[Items from a figure collection]
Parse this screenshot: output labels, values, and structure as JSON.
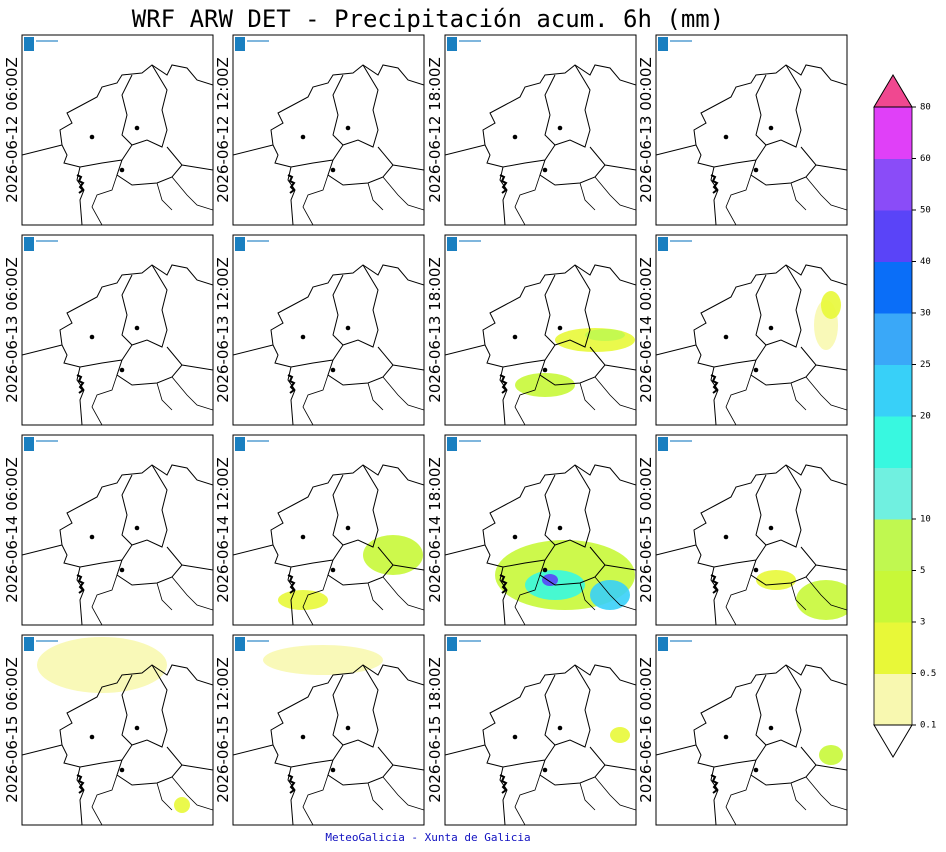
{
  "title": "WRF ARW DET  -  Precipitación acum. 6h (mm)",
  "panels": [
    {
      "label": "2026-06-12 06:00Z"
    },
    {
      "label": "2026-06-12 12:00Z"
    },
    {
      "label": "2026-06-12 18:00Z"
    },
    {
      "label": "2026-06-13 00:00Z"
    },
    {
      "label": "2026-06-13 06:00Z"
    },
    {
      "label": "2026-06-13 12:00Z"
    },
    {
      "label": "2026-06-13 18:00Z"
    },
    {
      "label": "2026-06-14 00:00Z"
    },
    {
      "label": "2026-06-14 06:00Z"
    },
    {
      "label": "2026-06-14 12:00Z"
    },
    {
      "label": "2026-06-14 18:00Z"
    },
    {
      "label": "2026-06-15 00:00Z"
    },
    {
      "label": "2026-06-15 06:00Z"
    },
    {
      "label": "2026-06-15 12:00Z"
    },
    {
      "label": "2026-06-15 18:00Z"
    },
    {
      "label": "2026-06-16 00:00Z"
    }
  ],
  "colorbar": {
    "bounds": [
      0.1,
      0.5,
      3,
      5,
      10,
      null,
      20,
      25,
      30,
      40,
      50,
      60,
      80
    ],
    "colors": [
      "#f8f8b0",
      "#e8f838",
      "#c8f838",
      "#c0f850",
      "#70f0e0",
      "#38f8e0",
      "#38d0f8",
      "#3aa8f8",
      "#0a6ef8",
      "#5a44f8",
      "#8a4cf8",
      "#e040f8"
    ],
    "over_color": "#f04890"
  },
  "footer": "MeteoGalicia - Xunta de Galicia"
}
==
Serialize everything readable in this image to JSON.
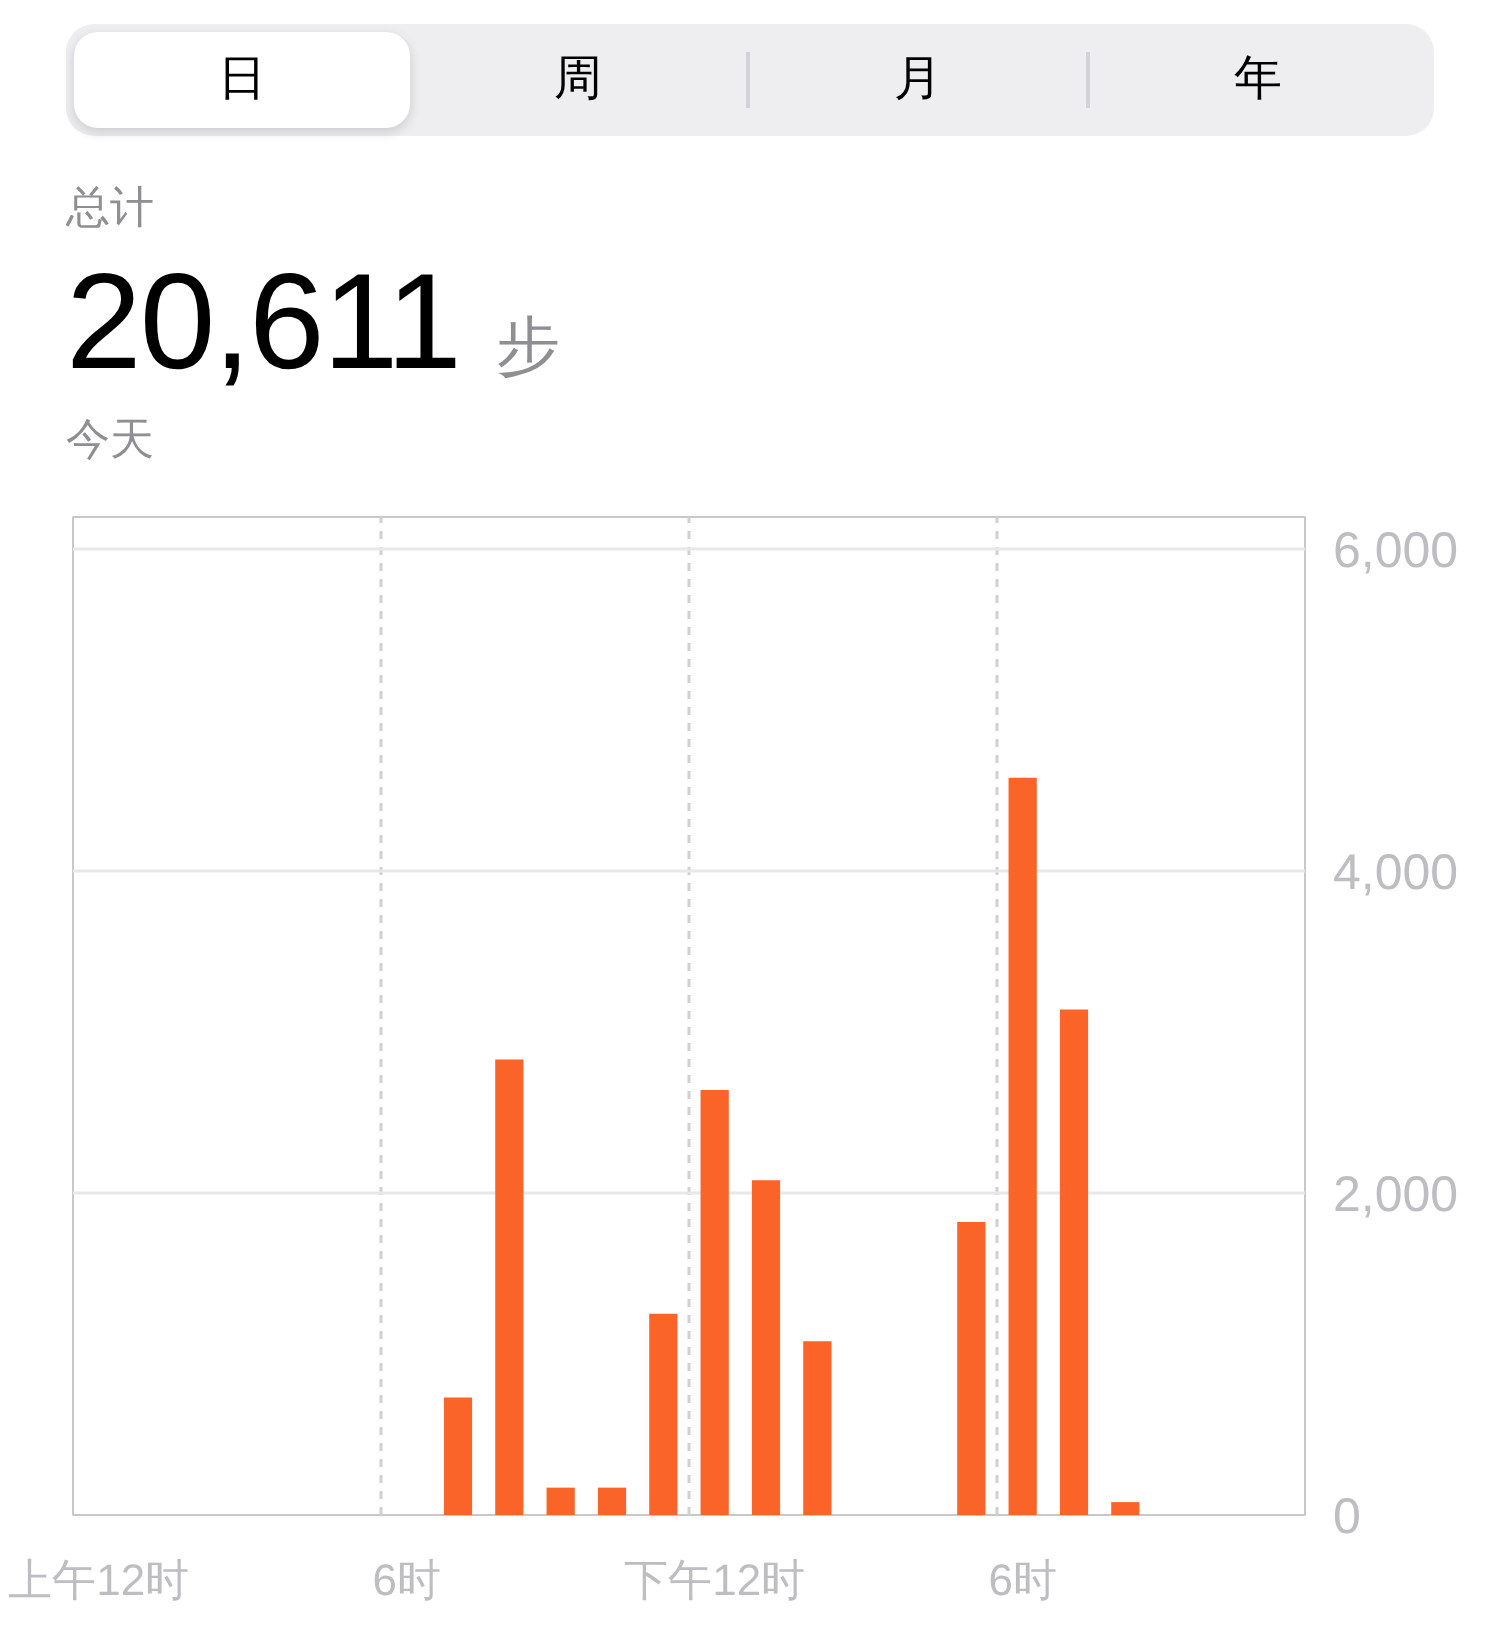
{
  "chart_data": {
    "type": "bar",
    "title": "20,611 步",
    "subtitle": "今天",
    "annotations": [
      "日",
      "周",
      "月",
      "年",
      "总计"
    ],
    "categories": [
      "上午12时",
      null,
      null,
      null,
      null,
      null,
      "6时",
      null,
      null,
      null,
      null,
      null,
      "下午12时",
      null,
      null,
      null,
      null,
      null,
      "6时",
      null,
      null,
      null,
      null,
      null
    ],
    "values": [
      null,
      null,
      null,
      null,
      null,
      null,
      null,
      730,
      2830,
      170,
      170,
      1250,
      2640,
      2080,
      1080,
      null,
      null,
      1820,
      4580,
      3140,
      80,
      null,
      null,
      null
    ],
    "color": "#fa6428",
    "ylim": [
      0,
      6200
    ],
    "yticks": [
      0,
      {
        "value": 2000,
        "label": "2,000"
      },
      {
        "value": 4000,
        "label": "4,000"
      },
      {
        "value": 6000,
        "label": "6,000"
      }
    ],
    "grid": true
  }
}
---
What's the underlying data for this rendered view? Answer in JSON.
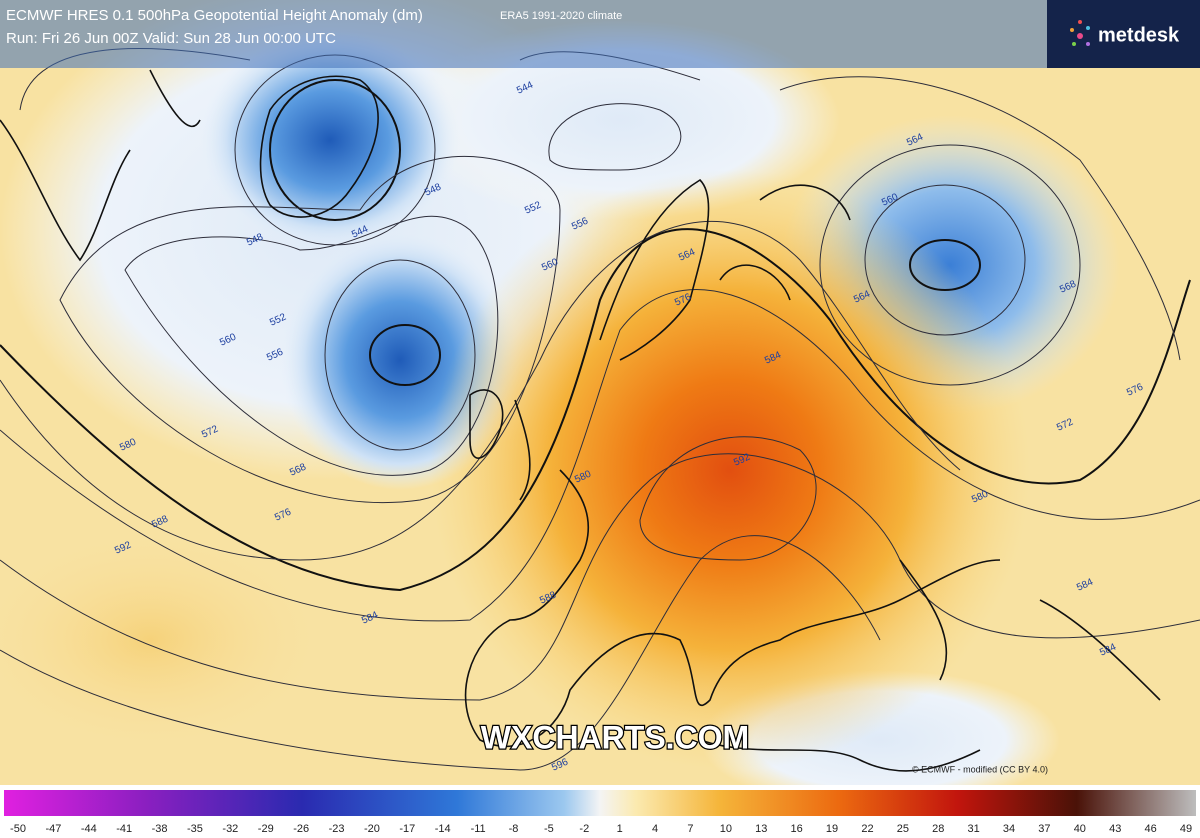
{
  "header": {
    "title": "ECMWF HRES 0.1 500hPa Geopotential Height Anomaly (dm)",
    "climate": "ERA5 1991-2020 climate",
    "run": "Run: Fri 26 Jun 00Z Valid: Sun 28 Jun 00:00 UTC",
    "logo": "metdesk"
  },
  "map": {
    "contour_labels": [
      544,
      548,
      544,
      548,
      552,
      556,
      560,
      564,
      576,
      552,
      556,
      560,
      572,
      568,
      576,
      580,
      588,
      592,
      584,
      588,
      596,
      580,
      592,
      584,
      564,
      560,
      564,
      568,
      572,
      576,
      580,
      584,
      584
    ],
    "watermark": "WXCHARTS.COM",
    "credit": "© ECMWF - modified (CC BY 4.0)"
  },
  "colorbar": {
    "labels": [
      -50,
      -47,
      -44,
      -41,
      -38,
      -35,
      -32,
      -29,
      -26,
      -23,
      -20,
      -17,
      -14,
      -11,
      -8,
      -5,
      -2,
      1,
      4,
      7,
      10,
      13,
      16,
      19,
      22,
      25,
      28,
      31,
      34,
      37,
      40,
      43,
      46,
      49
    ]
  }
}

**Description of the task**. Look for the word "values" in every line of the listing and copy the lines that have it.

**Correct result**.
Parse this screenshot: output labels, values, and structure as JSON.
    "values": [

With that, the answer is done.